━━ The data ━━

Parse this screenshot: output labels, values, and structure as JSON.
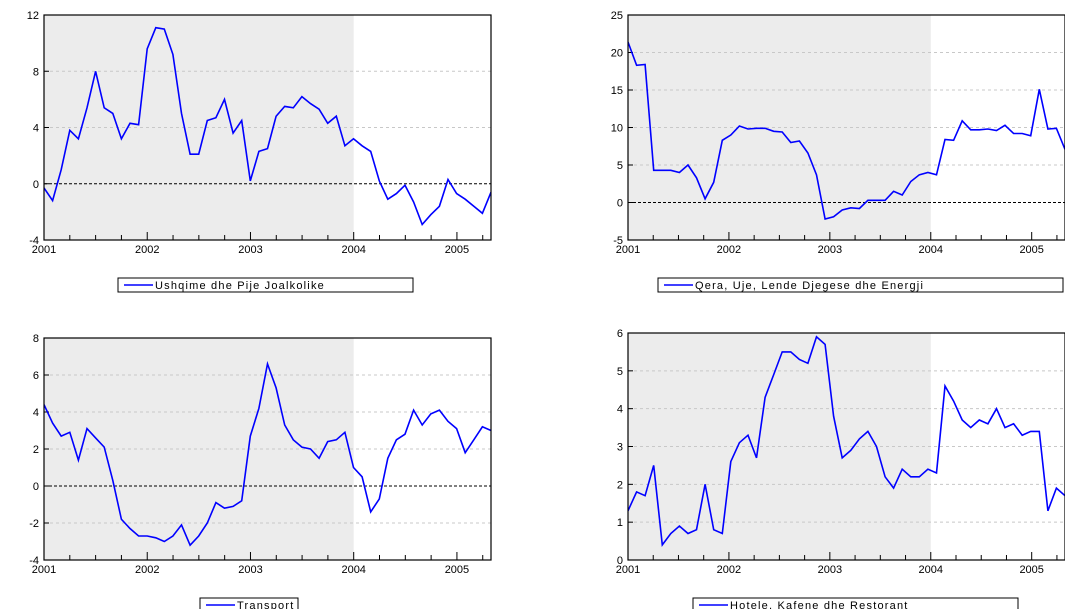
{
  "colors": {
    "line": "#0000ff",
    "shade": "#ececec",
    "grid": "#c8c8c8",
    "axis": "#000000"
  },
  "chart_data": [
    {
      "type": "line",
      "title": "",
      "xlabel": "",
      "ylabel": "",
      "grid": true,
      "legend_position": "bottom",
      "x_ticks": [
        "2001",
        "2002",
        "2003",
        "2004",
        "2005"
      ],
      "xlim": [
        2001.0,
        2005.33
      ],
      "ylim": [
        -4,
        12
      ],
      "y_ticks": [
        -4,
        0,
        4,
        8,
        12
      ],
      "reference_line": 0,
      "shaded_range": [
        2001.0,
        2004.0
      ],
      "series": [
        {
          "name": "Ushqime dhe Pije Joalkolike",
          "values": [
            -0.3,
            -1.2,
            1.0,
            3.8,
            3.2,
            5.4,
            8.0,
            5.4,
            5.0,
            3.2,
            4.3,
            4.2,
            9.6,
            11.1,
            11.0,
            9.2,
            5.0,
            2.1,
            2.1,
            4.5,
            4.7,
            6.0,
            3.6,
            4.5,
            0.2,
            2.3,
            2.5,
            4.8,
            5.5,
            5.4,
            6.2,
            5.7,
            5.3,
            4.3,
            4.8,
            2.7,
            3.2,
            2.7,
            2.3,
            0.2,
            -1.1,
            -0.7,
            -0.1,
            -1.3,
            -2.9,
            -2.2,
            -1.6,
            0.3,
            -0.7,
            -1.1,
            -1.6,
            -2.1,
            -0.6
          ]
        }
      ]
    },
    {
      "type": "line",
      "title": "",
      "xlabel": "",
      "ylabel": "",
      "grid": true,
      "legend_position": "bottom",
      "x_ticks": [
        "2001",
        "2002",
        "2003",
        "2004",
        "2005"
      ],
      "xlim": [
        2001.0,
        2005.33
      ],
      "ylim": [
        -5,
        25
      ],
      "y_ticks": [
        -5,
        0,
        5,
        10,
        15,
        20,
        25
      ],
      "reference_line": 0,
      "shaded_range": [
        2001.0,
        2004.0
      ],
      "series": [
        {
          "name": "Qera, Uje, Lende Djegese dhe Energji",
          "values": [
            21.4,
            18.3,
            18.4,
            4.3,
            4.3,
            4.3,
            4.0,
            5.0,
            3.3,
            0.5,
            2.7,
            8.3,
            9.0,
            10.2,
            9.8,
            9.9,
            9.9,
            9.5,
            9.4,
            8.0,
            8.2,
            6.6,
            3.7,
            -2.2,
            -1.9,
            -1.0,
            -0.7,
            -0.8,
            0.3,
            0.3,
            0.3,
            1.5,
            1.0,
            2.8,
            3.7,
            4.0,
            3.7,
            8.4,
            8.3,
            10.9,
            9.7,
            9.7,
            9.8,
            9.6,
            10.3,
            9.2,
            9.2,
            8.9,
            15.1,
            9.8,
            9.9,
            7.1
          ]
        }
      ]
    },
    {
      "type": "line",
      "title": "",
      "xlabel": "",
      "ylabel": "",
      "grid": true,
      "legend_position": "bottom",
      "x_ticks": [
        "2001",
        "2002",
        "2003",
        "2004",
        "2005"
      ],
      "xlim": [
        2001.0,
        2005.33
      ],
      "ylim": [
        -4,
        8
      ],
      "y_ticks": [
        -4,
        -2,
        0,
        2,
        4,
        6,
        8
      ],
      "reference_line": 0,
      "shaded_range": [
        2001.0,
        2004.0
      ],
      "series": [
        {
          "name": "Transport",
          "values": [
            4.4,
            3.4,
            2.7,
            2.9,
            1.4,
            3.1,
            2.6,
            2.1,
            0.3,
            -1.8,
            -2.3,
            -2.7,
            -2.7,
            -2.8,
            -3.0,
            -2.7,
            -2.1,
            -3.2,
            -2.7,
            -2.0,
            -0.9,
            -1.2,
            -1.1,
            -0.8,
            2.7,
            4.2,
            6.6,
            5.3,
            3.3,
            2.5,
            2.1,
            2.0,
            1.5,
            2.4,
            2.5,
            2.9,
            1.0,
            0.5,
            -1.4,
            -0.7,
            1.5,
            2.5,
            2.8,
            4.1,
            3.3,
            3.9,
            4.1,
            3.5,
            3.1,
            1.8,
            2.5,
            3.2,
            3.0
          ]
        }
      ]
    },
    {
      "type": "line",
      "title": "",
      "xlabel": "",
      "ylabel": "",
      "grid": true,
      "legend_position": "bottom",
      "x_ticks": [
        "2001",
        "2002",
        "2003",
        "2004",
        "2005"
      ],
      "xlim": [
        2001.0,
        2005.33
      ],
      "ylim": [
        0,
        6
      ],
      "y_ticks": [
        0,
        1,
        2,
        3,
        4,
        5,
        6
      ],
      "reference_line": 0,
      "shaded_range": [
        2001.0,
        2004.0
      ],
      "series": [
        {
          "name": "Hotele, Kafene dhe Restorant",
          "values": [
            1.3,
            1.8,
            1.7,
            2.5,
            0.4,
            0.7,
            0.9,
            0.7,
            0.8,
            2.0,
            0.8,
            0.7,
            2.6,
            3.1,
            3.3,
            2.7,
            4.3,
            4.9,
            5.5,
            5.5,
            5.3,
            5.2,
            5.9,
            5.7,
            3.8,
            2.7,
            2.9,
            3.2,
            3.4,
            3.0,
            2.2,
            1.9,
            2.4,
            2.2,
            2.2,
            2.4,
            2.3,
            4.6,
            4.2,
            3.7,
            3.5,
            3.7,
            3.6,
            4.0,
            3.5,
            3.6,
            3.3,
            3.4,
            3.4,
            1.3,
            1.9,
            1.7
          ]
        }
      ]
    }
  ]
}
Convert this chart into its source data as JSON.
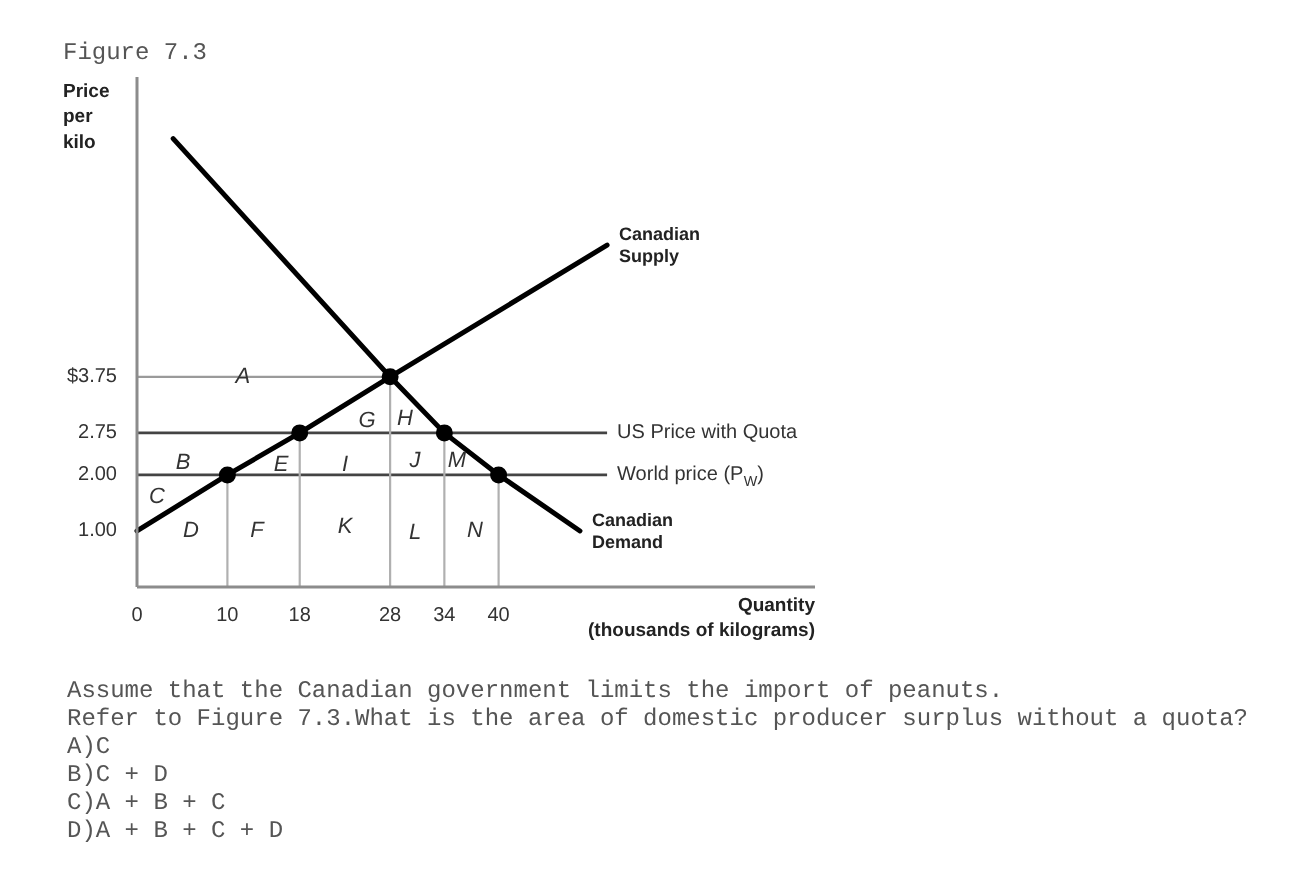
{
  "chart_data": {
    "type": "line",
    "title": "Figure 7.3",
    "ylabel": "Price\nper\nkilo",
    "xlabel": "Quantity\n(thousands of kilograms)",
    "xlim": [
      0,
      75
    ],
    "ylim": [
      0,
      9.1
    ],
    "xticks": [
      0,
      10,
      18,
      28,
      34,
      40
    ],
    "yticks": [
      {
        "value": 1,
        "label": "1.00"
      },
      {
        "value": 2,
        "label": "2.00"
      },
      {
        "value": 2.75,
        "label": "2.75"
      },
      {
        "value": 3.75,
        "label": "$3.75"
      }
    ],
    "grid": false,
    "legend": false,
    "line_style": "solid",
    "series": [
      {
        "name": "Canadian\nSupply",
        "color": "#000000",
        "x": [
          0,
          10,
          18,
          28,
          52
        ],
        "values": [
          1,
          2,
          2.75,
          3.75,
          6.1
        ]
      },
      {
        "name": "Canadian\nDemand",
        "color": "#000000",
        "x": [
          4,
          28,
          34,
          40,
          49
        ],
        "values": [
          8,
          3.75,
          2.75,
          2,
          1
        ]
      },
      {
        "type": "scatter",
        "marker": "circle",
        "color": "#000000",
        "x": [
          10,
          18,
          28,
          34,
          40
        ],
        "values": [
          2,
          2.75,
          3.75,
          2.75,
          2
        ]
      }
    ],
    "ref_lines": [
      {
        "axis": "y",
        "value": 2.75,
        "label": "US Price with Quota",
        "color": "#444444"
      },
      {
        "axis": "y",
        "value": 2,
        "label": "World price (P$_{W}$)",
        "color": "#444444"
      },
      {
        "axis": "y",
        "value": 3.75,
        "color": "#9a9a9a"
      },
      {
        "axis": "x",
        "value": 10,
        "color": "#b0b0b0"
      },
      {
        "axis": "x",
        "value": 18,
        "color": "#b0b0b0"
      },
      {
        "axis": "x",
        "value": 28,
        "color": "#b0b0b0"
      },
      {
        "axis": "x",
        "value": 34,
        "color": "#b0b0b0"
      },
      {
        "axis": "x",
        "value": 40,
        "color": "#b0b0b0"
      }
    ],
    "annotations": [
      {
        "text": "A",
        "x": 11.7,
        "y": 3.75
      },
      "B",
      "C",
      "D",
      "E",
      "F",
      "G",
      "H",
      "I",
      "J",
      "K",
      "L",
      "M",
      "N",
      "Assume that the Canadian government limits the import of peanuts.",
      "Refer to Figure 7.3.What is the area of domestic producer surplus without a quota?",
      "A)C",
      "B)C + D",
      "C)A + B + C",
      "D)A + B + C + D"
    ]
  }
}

━━━

• [Goal]: Show, from the material above, each line that includes the string "Figure".

• [Answer to this task]:
    "title": "Figure 7.3",
      "Refer to Figure 7.3.What is the area of domestic producer surplus without a quota?",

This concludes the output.